--- start LISTED RECORDS ---

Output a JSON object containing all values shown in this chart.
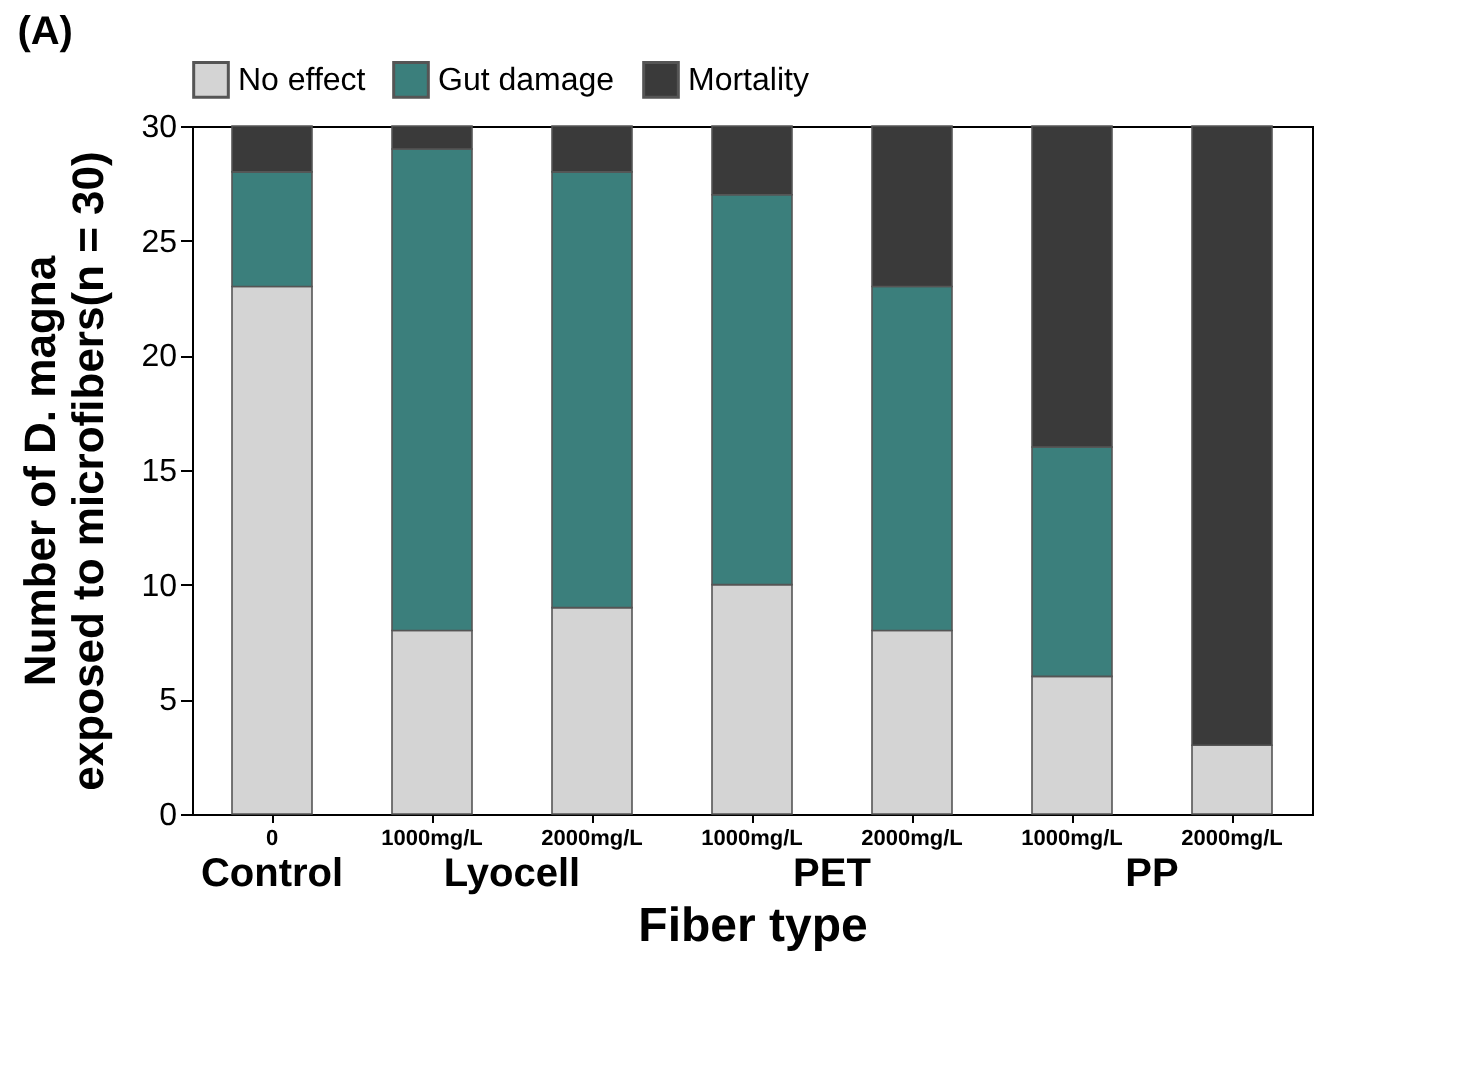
{
  "chart_data": {
    "type": "bar",
    "title": "(A)",
    "xlabel": "Fiber type",
    "ylabel": [
      "Number of  D. magna",
      "exposed to microfibers(n = 30)"
    ],
    "categories": [
      "0",
      "1000mg/L",
      "2000mg/L",
      "1000mg/L",
      "2000mg/L",
      "1000mg/L",
      "2000mg/L"
    ],
    "series": [
      {
        "name": "No effect",
        "color": "#d4d4d4",
        "values": [
          23,
          8,
          9,
          10,
          8,
          6,
          3
        ]
      },
      {
        "name": "Gut damage",
        "color": "#3b7f7c",
        "values": [
          5,
          21,
          19,
          17,
          15,
          10,
          0
        ]
      },
      {
        "name": "Mortality",
        "color": "#3a3a3a",
        "values": [
          2,
          1,
          2,
          3,
          7,
          14,
          27
        ]
      }
    ],
    "stacked": true,
    "ylim": [
      0,
      30
    ],
    "yticks": [
      0,
      5,
      10,
      15,
      20,
      25,
      30
    ],
    "grid": false,
    "legend": "top",
    "annotations": [
      "Control",
      "Lyocell",
      "PET",
      "PP"
    ]
  }
}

--- end LISTED RECORDS ---

Transcribe the records above exactly, omitting every picture they contain.

Output a JSON object containing all values shown in this chart.
{
  "chart_data": {
    "type": "bar",
    "title": "(A)",
    "xlabel": "Fiber type",
    "ylabel": [
      "Number of  D. magna",
      "exposed to microfibers(n = 30)"
    ],
    "categories": [
      "0",
      "1000mg/L",
      "2000mg/L",
      "1000mg/L",
      "2000mg/L",
      "1000mg/L",
      "2000mg/L"
    ],
    "series": [
      {
        "name": "No effect",
        "color": "#d4d4d4",
        "values": [
          23,
          8,
          9,
          10,
          8,
          6,
          3
        ]
      },
      {
        "name": "Gut damage",
        "color": "#3b7f7c",
        "values": [
          5,
          21,
          19,
          17,
          15,
          10,
          0
        ]
      },
      {
        "name": "Mortality",
        "color": "#3a3a3a",
        "values": [
          2,
          1,
          2,
          3,
          7,
          14,
          27
        ]
      }
    ],
    "stacked": true,
    "ylim": [
      0,
      30
    ],
    "yticks": [
      0,
      5,
      10,
      15,
      20,
      25,
      30
    ],
    "grid": false,
    "legend": "top",
    "annotations": [
      "Control",
      "Lyocell",
      "PET",
      "PP"
    ]
  }
}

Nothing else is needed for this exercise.